Data rows:
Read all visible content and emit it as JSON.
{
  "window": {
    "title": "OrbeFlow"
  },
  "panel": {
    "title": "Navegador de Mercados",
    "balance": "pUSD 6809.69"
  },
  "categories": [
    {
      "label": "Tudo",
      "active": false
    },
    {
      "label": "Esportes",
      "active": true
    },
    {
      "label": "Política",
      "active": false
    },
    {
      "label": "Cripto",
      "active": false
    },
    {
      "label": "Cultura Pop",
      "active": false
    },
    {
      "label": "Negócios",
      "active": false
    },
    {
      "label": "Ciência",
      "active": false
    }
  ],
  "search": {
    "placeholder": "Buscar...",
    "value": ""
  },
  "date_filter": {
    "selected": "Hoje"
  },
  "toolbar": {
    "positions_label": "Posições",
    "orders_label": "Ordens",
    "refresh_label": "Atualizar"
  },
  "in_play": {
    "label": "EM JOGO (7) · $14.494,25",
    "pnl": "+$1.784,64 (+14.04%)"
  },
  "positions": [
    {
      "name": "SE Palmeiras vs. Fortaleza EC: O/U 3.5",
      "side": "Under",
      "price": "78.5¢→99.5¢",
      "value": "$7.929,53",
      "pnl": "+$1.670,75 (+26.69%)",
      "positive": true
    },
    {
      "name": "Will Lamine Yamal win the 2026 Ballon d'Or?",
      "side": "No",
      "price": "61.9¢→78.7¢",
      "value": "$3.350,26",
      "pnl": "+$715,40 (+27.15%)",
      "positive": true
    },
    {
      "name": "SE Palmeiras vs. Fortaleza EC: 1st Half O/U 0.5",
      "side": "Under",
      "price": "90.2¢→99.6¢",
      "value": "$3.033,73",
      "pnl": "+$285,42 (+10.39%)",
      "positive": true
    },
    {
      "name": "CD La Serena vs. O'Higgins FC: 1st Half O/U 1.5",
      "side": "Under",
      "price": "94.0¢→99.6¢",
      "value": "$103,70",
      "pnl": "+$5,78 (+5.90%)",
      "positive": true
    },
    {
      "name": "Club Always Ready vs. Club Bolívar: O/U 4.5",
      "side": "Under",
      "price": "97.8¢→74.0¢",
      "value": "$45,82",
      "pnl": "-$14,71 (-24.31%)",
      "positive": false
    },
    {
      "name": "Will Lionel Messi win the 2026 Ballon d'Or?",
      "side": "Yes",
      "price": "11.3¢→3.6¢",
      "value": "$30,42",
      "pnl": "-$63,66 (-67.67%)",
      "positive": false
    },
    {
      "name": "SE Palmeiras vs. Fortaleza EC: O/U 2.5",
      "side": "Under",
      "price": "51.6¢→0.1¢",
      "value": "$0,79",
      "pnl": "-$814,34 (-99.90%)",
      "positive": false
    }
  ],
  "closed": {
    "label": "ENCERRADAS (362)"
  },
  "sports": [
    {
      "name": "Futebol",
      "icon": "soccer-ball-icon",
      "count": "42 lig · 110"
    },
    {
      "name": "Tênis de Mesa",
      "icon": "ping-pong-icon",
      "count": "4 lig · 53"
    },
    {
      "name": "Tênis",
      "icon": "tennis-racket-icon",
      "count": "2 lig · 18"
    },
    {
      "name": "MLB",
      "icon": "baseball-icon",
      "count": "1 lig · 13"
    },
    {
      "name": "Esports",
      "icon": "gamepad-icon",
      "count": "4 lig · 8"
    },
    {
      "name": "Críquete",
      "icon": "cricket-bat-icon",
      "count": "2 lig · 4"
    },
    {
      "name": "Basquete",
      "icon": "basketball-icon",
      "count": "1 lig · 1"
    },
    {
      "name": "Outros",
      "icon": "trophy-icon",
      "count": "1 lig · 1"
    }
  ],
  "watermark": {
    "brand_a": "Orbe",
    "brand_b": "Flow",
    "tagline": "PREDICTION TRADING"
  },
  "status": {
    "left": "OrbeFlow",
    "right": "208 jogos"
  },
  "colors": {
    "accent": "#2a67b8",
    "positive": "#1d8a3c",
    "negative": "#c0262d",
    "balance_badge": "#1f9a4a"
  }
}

Short task:
Reply with the number of lines in the preceding entries that contain "Will", and no other words.

Solution below:
2